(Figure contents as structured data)
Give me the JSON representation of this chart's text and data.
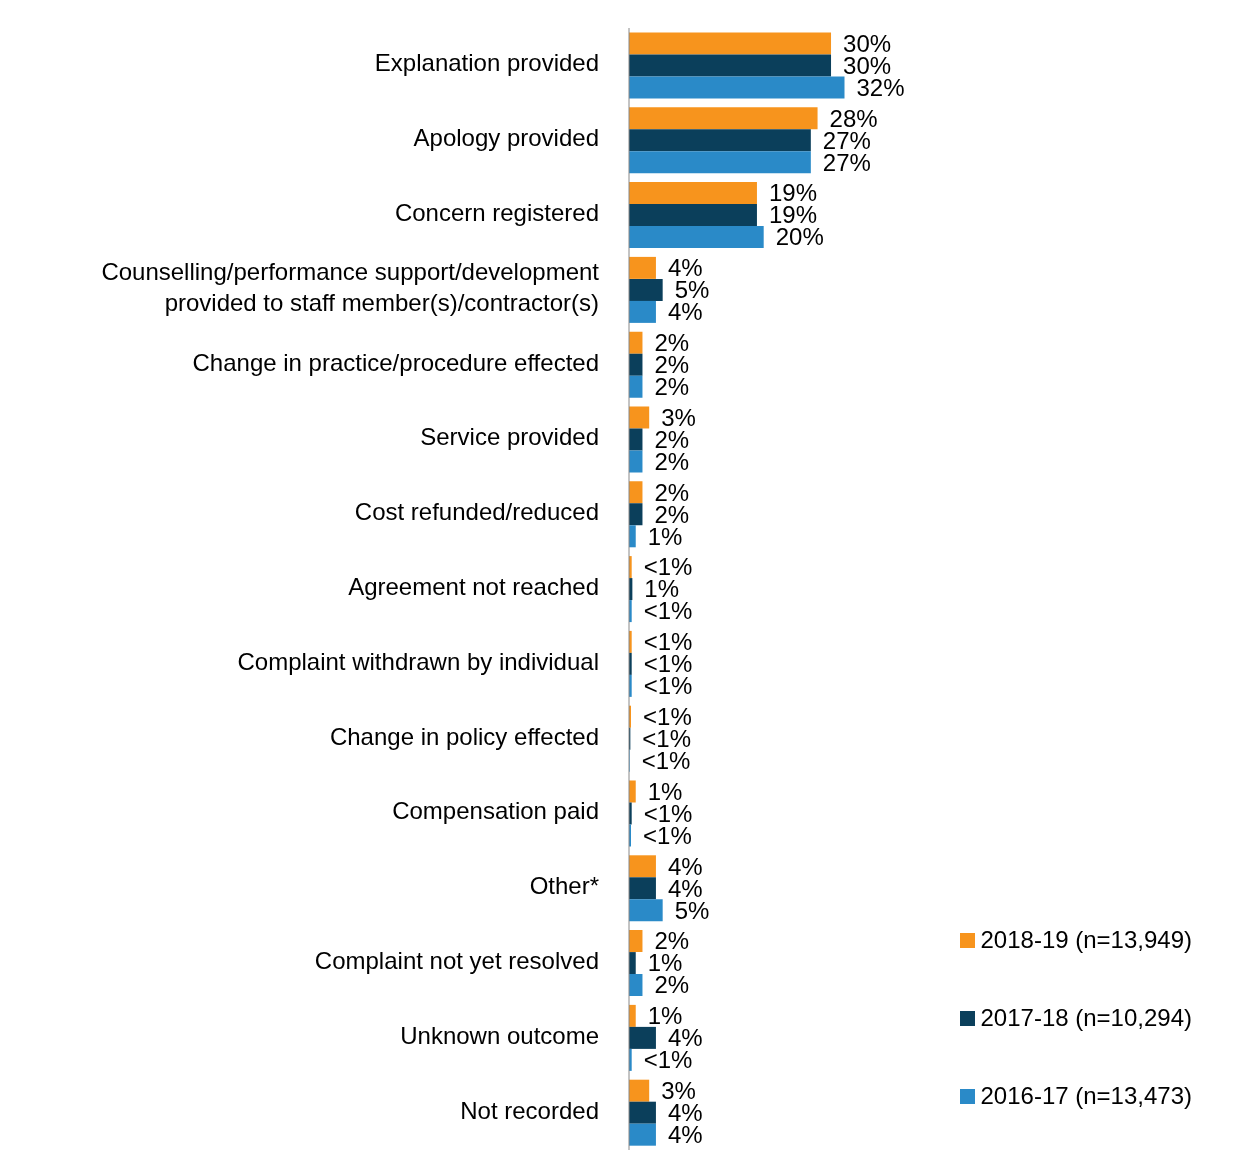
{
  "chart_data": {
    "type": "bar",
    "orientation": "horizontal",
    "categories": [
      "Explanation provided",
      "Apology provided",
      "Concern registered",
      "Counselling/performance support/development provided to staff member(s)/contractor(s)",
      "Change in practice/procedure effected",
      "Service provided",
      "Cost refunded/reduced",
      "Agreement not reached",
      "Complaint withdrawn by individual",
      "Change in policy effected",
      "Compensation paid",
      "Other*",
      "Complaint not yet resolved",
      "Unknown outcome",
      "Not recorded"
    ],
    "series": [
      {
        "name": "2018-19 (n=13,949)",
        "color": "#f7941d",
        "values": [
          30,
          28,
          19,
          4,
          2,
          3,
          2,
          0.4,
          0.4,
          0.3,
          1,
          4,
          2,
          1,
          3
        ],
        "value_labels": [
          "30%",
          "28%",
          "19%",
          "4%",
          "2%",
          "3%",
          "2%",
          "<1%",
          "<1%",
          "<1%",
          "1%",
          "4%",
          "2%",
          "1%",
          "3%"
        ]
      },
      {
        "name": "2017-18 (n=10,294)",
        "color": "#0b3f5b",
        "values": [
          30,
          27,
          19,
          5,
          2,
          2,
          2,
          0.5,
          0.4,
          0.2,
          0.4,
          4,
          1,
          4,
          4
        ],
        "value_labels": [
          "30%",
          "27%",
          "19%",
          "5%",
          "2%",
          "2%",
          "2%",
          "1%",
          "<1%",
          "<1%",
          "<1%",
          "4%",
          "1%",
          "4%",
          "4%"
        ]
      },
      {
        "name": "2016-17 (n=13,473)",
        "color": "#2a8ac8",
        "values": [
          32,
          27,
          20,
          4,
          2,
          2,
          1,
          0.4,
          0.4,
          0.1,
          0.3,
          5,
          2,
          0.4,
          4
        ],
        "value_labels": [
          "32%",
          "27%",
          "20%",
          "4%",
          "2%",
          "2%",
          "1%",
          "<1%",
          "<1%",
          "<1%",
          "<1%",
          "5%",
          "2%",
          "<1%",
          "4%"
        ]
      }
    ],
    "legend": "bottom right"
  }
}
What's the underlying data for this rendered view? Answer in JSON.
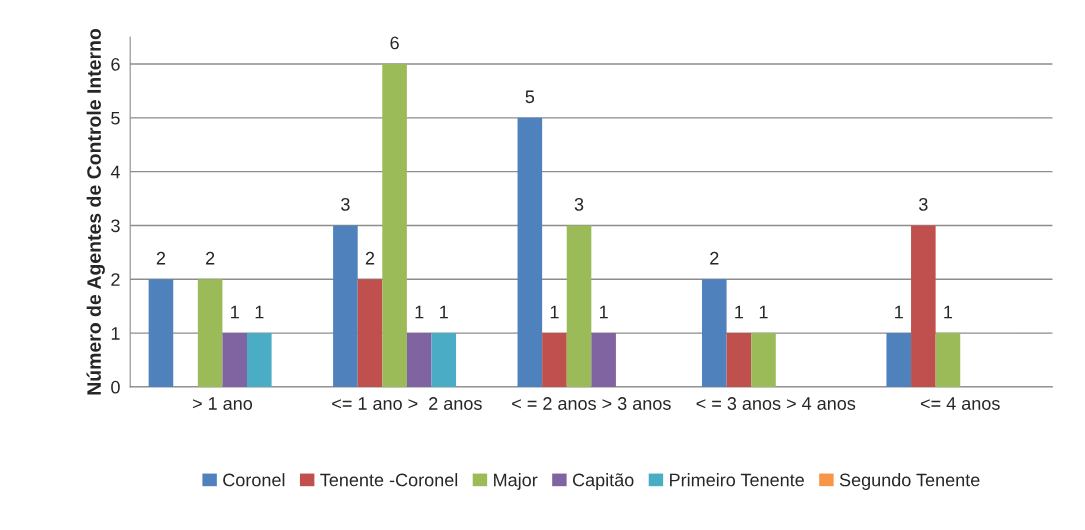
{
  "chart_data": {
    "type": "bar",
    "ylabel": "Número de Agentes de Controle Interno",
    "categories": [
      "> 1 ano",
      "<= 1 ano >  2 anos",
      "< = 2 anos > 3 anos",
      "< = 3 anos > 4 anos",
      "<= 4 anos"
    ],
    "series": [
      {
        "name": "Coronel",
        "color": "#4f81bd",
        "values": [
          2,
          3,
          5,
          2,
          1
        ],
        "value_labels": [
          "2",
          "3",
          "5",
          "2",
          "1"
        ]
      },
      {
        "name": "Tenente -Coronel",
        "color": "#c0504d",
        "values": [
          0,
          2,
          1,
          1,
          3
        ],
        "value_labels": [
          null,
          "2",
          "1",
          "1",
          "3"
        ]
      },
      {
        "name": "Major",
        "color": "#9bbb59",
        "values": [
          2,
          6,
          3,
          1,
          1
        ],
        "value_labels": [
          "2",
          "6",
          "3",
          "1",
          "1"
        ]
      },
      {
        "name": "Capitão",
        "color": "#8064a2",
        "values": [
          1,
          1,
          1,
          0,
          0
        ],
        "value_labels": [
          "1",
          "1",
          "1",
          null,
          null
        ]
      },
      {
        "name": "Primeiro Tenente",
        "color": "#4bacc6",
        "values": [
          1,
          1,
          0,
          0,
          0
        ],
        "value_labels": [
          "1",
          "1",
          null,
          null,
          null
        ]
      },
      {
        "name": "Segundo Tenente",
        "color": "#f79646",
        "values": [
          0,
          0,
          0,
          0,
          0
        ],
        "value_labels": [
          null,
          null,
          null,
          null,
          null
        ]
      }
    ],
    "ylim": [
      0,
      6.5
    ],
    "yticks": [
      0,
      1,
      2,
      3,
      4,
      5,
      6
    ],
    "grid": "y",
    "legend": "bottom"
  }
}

==

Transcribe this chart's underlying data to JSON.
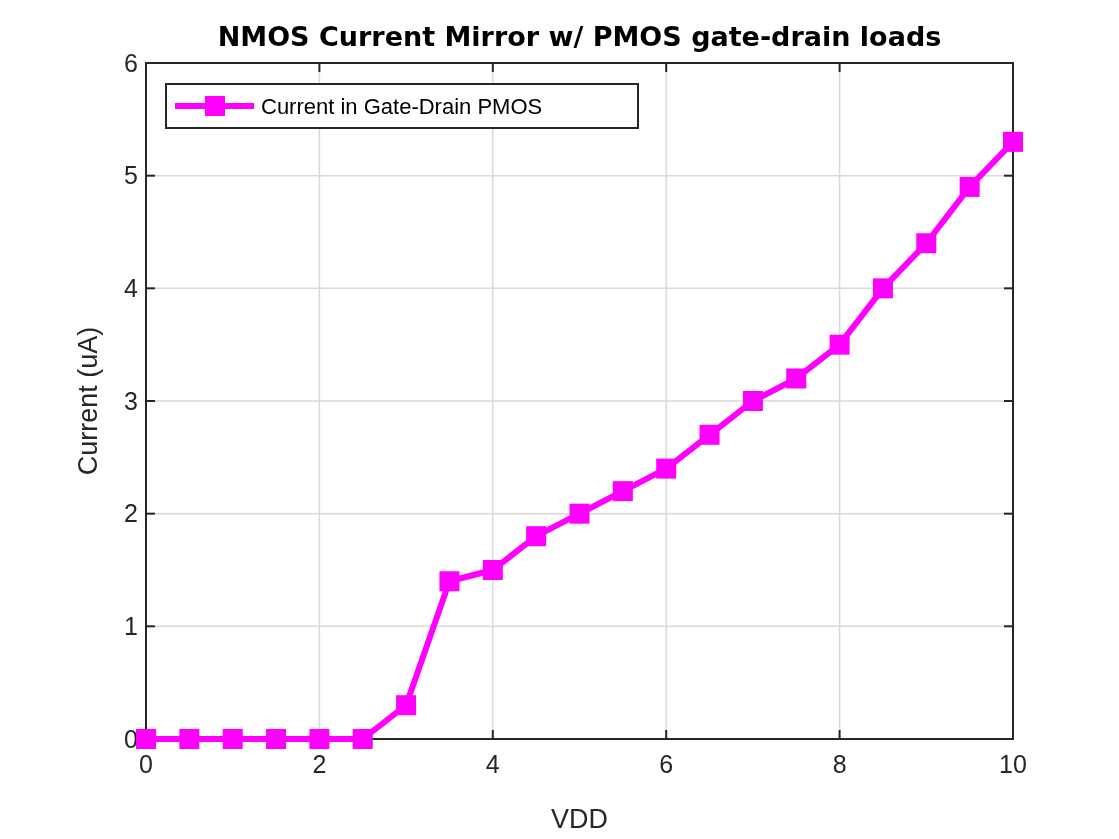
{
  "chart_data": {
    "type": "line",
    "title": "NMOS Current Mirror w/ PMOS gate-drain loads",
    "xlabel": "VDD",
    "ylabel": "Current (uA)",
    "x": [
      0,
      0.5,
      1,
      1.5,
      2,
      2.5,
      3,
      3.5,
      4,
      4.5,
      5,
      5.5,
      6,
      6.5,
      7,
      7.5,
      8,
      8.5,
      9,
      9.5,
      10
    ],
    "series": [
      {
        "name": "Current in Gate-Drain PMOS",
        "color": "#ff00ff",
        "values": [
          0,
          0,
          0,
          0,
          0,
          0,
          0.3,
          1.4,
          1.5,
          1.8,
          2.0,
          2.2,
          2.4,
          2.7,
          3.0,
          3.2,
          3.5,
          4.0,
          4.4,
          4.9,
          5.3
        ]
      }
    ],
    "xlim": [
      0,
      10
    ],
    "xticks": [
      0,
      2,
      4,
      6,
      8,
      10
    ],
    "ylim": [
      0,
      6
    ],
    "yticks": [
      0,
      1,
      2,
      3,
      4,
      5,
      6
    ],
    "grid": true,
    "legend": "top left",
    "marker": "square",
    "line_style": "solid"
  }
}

* * *

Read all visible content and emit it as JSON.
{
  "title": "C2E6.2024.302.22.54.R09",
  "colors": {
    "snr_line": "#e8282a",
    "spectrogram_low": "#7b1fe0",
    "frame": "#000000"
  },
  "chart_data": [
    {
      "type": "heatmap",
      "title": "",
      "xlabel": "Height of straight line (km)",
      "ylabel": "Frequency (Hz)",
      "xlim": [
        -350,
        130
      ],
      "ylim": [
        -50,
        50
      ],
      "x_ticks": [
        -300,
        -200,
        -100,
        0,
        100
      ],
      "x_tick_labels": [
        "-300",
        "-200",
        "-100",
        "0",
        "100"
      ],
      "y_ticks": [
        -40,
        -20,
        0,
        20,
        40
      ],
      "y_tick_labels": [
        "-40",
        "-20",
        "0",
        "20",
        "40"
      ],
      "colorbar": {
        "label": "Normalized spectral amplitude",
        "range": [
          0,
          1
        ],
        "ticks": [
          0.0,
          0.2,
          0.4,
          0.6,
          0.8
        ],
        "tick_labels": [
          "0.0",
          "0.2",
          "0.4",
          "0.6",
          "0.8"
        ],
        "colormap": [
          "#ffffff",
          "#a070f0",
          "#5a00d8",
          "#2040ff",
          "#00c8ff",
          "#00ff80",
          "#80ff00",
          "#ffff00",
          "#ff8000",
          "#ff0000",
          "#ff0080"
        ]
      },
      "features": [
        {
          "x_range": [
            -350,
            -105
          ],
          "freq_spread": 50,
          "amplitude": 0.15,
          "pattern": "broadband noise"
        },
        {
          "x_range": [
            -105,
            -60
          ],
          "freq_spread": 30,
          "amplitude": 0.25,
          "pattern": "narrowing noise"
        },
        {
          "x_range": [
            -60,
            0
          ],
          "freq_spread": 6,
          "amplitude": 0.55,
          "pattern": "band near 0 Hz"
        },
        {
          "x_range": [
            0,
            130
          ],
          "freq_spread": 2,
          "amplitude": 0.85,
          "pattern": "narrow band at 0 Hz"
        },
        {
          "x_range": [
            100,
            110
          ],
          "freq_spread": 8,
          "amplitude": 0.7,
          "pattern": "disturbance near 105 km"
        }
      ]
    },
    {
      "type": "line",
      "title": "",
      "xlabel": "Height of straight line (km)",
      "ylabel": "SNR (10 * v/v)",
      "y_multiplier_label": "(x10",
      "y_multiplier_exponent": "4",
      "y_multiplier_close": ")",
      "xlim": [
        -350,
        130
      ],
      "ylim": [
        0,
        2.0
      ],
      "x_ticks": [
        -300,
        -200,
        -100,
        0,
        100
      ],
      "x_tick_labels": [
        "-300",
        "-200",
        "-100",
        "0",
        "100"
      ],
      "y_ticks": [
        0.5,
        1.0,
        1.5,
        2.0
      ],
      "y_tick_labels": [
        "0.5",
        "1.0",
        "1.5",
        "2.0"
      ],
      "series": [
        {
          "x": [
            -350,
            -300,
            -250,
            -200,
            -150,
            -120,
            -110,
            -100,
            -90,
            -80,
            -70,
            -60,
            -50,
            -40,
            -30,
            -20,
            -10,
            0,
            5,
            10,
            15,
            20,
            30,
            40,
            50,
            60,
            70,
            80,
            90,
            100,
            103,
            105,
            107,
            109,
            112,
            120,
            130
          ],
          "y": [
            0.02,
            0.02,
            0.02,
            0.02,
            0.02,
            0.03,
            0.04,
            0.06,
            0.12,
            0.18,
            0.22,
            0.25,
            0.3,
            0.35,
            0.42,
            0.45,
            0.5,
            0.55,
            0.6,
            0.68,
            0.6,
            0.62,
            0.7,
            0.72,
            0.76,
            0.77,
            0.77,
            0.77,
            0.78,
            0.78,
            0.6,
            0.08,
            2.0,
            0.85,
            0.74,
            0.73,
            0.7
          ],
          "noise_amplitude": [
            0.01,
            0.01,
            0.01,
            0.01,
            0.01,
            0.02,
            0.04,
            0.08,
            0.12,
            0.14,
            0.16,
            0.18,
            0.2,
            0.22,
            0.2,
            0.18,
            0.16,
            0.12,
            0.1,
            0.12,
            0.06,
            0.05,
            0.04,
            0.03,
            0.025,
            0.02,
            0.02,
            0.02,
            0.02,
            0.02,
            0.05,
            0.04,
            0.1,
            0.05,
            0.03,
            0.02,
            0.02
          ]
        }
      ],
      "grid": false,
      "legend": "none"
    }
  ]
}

> What the task requires: Where a line holds "title", copy that line.

> Final result:
    "title": "NMOS Current Mirror w/ PMOS gate-drain loads",
  "title": "C2E6.2024.302.22.54.R09",
      "title": "",
      "title": "",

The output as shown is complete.